__WHAT YOU ARE ASKED TO DO__. Look through the material below for "JSON". Copy every line that contains it.

Extracts from a graphics dataset
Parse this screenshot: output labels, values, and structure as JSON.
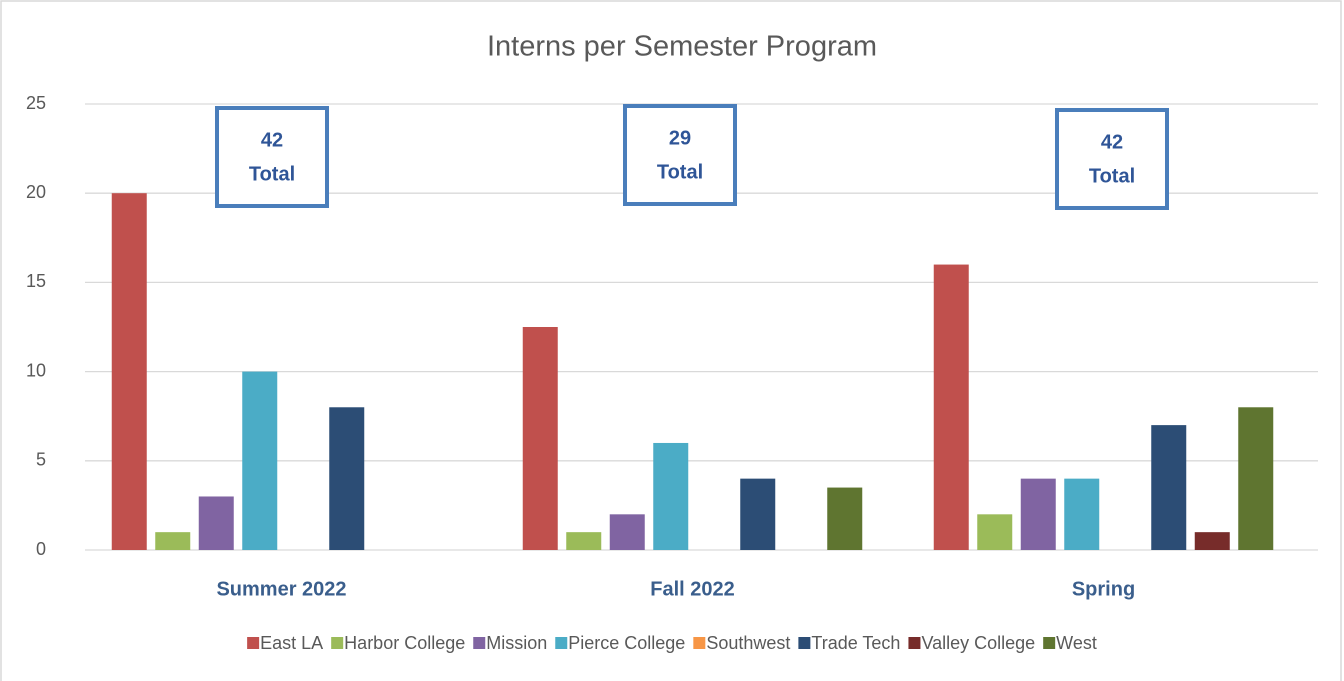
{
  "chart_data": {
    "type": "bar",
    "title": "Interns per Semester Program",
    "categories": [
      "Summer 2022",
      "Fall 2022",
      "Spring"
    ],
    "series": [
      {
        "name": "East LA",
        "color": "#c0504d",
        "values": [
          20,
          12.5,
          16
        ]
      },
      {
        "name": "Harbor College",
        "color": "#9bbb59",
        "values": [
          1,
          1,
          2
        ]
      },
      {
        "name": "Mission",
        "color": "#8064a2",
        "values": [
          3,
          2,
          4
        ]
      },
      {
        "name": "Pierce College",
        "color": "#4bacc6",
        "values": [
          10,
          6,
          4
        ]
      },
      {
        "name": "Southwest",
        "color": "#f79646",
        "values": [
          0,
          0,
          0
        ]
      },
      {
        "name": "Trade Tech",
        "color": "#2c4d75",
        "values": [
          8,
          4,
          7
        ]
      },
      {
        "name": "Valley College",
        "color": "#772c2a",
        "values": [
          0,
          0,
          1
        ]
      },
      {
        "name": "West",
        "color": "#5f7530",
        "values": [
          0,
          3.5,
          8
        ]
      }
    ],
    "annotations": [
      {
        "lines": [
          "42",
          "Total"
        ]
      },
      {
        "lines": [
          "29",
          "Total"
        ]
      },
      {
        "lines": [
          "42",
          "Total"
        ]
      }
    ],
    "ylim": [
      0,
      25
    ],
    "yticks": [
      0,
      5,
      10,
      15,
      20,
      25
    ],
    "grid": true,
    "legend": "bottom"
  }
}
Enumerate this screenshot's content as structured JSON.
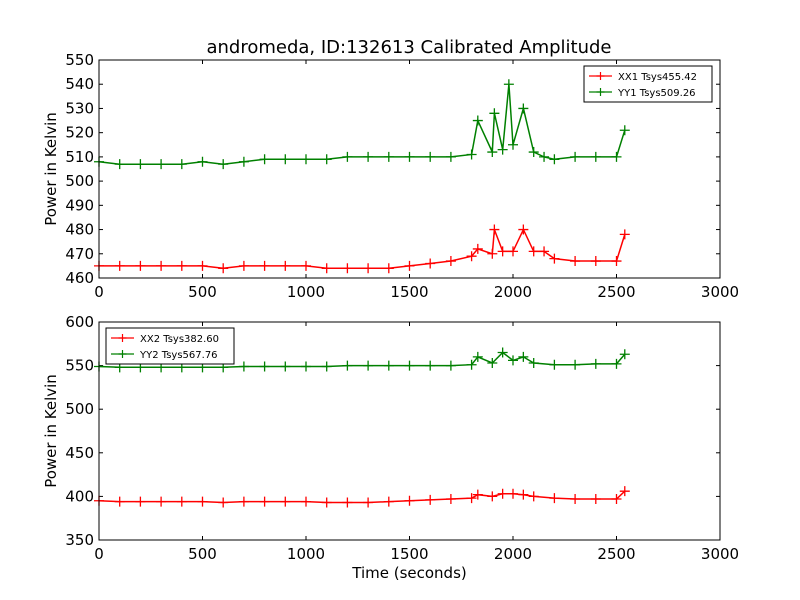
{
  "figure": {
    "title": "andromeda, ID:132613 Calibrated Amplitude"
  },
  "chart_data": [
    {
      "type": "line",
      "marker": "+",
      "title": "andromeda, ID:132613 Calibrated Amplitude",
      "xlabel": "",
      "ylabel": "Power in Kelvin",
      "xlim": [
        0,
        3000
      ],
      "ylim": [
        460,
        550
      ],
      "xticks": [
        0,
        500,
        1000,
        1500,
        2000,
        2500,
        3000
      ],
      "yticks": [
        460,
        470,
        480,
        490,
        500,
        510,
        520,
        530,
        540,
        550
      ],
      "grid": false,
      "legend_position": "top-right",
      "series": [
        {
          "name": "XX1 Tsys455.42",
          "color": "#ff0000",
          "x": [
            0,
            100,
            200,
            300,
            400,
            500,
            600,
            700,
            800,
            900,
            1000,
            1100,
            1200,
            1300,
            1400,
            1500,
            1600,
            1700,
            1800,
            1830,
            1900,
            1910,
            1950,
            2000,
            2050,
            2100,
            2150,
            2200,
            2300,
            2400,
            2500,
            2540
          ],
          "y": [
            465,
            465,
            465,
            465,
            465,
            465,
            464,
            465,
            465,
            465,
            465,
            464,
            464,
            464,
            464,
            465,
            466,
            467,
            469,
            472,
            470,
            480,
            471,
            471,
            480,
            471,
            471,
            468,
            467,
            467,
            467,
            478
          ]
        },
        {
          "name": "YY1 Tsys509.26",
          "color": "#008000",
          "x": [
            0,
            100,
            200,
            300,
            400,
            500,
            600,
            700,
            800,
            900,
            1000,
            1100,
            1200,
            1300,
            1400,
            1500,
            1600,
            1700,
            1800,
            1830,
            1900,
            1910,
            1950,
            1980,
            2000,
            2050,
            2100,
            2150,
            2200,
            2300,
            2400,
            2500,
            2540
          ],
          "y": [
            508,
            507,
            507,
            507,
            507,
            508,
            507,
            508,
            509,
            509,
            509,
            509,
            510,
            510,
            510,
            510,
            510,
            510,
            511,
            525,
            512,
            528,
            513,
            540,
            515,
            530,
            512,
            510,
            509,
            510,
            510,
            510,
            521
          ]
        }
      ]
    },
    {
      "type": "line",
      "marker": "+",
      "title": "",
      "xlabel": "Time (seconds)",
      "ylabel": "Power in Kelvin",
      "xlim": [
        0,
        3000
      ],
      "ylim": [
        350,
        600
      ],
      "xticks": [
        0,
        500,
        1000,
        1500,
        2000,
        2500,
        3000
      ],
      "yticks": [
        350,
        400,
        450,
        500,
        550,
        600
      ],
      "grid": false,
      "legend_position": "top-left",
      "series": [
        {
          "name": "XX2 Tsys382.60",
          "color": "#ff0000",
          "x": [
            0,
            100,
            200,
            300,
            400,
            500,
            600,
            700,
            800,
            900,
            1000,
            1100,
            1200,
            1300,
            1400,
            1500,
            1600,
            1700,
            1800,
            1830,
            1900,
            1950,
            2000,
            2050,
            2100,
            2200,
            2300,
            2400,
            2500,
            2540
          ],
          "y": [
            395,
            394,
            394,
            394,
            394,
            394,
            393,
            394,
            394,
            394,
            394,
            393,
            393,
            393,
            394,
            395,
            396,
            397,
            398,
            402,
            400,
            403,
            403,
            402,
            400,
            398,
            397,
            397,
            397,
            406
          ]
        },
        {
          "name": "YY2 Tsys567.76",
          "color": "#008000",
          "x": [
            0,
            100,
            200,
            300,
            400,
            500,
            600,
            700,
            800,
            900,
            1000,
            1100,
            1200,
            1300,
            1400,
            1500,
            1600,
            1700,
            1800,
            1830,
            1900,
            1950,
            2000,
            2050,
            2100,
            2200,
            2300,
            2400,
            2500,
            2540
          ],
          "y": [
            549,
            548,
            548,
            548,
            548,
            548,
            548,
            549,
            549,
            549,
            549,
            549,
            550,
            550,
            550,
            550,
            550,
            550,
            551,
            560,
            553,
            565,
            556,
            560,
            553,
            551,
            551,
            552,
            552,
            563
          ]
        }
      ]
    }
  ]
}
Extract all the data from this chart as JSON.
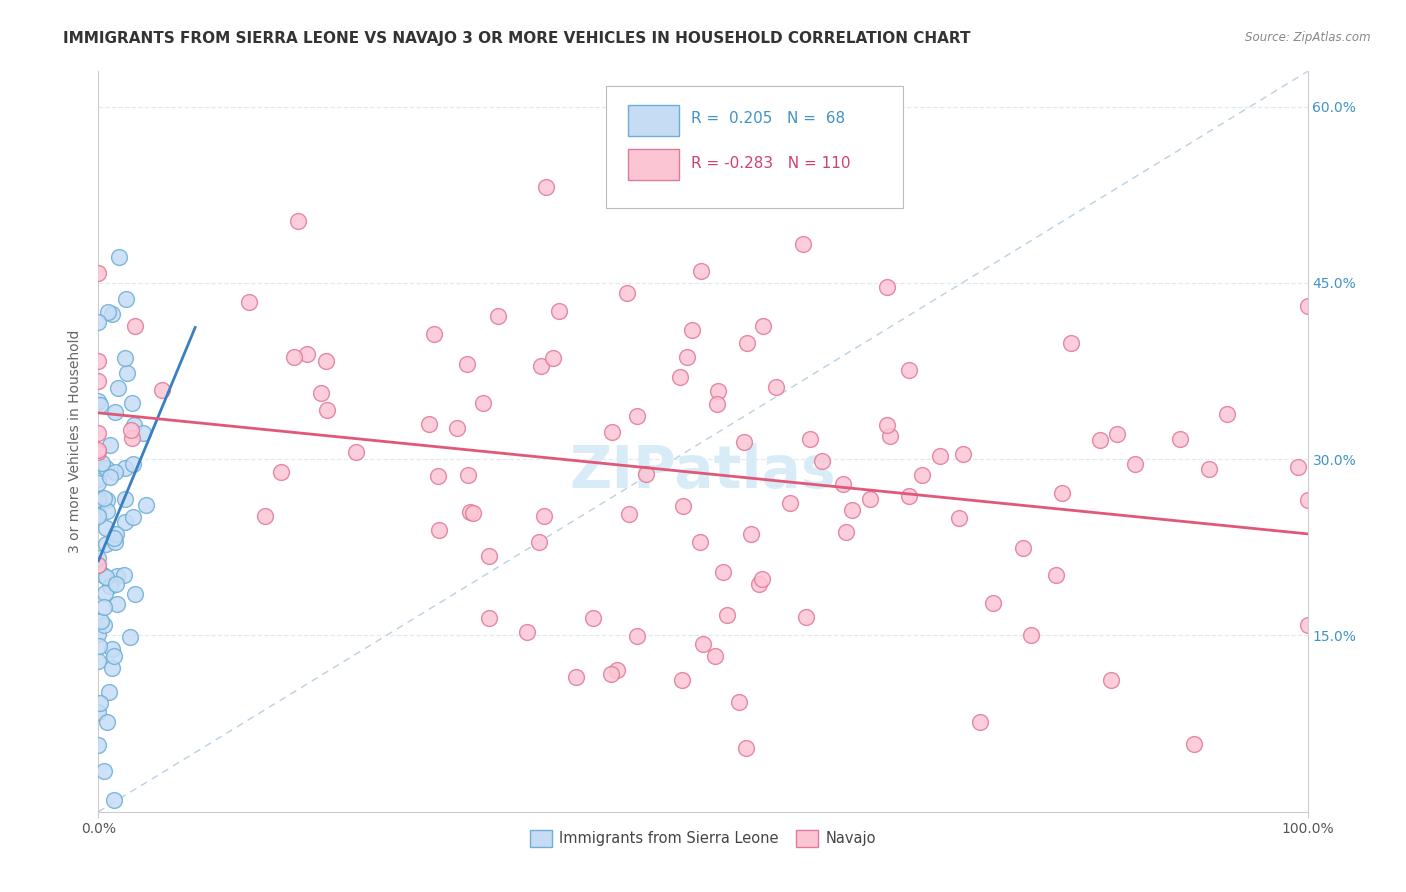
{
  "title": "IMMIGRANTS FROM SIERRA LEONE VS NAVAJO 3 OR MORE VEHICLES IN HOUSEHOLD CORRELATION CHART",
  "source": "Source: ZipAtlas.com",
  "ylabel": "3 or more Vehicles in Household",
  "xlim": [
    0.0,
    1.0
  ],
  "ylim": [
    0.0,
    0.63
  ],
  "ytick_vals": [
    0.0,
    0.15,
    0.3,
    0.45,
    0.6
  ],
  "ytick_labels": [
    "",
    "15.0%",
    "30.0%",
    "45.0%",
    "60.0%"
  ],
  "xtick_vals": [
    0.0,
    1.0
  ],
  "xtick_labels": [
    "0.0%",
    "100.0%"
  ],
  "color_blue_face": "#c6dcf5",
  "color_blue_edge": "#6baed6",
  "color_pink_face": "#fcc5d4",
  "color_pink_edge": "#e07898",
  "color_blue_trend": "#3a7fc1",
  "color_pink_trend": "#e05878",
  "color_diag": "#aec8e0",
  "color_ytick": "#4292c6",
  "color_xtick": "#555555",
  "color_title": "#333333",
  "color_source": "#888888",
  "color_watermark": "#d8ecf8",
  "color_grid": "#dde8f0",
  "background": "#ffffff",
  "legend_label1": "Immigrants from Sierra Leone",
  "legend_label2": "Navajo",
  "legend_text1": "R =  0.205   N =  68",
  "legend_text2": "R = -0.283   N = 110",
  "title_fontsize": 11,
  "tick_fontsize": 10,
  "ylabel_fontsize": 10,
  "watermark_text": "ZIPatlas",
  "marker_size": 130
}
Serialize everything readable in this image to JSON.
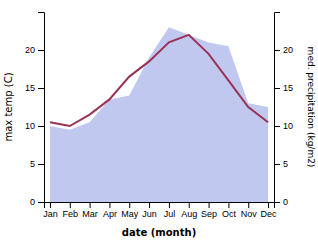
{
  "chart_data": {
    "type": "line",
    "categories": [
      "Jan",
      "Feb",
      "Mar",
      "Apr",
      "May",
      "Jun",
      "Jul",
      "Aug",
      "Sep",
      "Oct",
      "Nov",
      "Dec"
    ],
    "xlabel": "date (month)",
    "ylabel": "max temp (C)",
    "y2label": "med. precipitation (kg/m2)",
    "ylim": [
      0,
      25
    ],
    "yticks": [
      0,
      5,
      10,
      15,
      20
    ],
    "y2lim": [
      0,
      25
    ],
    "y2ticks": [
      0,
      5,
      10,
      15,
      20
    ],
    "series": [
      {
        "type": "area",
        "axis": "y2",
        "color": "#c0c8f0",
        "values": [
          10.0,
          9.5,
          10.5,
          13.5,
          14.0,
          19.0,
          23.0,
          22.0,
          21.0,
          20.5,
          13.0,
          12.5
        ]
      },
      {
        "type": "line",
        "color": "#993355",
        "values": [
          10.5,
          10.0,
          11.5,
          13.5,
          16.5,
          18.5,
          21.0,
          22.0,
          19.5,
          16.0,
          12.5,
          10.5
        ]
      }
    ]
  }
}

__WRITTEN SOLUTION__.
Parse this screenshot: output labels, values, and structure as JSON.
Enumerate this screenshot's content as structured JSON.
Extract all the data from this chart as JSON.
Serialize everything readable in this image to JSON.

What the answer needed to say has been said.